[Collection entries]
------------------------------
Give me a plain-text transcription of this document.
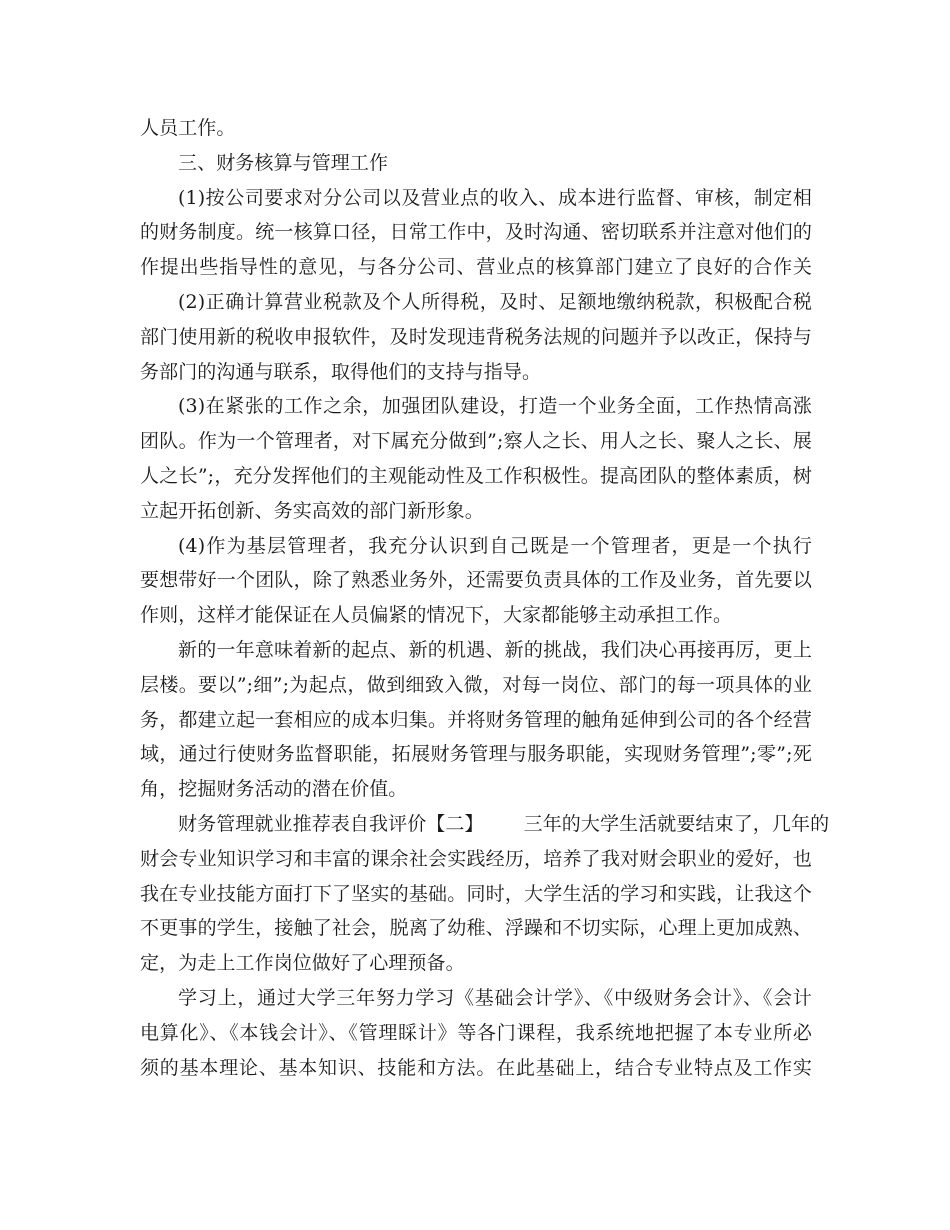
人员工作。
三、财务核算与管理工作
(1)按公司要求对分公司以及营业点的收入、成本进行监督、审核，制定相
的财务制度。统一核算口径，日常工作中，及时沟通、密切联系并注意对他们的
作提出些指导性的意见，与各分公司、营业点的核算部门建立了良好的合作关
(2)正确计算营业税款及个人所得税，及时、足额地缴纳税款，积极配合税
部门使用新的税收申报软件，及时发现违背税务法规的问题并予以改正，保持与
务部门的沟通与联系，取得他们的支持与指导。
(3)在紧张的工作之余，加强团队建设，打造一个业务全面，工作热情高涨
团队。作为一个管理者，对下属充分做到”;察人之长、用人之长、聚人之长、展
人之长”;，充分发挥他们的主观能动性及工作积极性。提高团队的整体素质，树
立起开拓创新、务实高效的部门新形象。
(4)作为基层管理者，我充分认识到自己既是一个管理者，更是一个执行
要想带好一个团队，除了熟悉业务外，还需要负责具体的工作及业务，首先要以
作则，这样才能保证在人员偏紧的情况下，大家都能够主动承担工作。
新的一年意味着新的起点、新的机遇、新的挑战，我们决心再接再厉，更上
层楼。要以”;细”;为起点，做到细致入微，对每一岗位、部门的每一项具体的业
务，都建立起一套相应的成本归集。并将财务管理的触角延伸到公司的各个经营
域，通过行使财务监督职能，拓展财务管理与服务职能，实现财务管理”;零”;死
角，挖掘财务活动的潜在价值。
财务管理就业推荐表自我评价【二】 三年的大学生活就要结束了，几年的
财会专业知识学习和丰富的课余社会实践经历，培养了我对财会职业的爱好，也
我在专业技能方面打下了坚实的基础。同时，大学生活的学习和实践，让我这个
不更事的学生，接触了社会，脱离了幼稚、浮躁和不切实际，心理上更加成熟、
定，为走上工作岗位做好了心理预备。
学习上，通过大学三年努力学习《基础会计学》、《中级财务会计》、《会计
电算化》、《本钱会计》、《管理睬计》等各门课程，我系统地把握了本专业所必
须的基本理论、基本知识、技能和方法。在此基础上，结合专业特点及工作实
------------------------------
Aim
Set down the material above as is, without any pictures.

Task answer
Give me a plain-text transcription of this document.
人员工作。
三、财务核算与管理工作
(1)按公司要求对分公司以及营业点的收入、成本进行监督、审核，制定相
的财务制度。统一核算口径，日常工作中，及时沟通、密切联系并注意对他们的
作提出些指导性的意见，与各分公司、营业点的核算部门建立了良好的合作关
(2)正确计算营业税款及个人所得税，及时、足额地缴纳税款，积极配合税
部门使用新的税收申报软件，及时发现违背税务法规的问题并予以改正，保持与
务部门的沟通与联系，取得他们的支持与指导。
(3)在紧张的工作之余，加强团队建设，打造一个业务全面，工作热情高涨
团队。作为一个管理者，对下属充分做到”;察人之长、用人之长、聚人之长、展
人之长”;，充分发挥他们的主观能动性及工作积极性。提高团队的整体素质，树
立起开拓创新、务实高效的部门新形象。
(4)作为基层管理者，我充分认识到自己既是一个管理者，更是一个执行
要想带好一个团队，除了熟悉业务外，还需要负责具体的工作及业务，首先要以
作则，这样才能保证在人员偏紧的情况下，大家都能够主动承担工作。
新的一年意味着新的起点、新的机遇、新的挑战，我们决心再接再厉，更上
层楼。要以”;细”;为起点，做到细致入微，对每一岗位、部门的每一项具体的业
务，都建立起一套相应的成本归集。并将财务管理的触角延伸到公司的各个经营
域，通过行使财务监督职能，拓展财务管理与服务职能，实现财务管理”;零”;死
角，挖掘财务活动的潜在价值。
财务管理就业推荐表自我评价【二】 三年的大学生活就要结束了，几年的
财会专业知识学习和丰富的课余社会实践经历，培养了我对财会职业的爱好，也
我在专业技能方面打下了坚实的基础。同时，大学生活的学习和实践，让我这个
不更事的学生，接触了社会，脱离了幼稚、浮躁和不切实际，心理上更加成熟、
定，为走上工作岗位做好了心理预备。
学习上，通过大学三年努力学习《基础会计学》、《中级财务会计》、《会计
电算化》、《本钱会计》、《管理睬计》等各门课程，我系统地把握了本专业所必
须的基本理论、基本知识、技能和方法。在此基础上，结合专业特点及工作实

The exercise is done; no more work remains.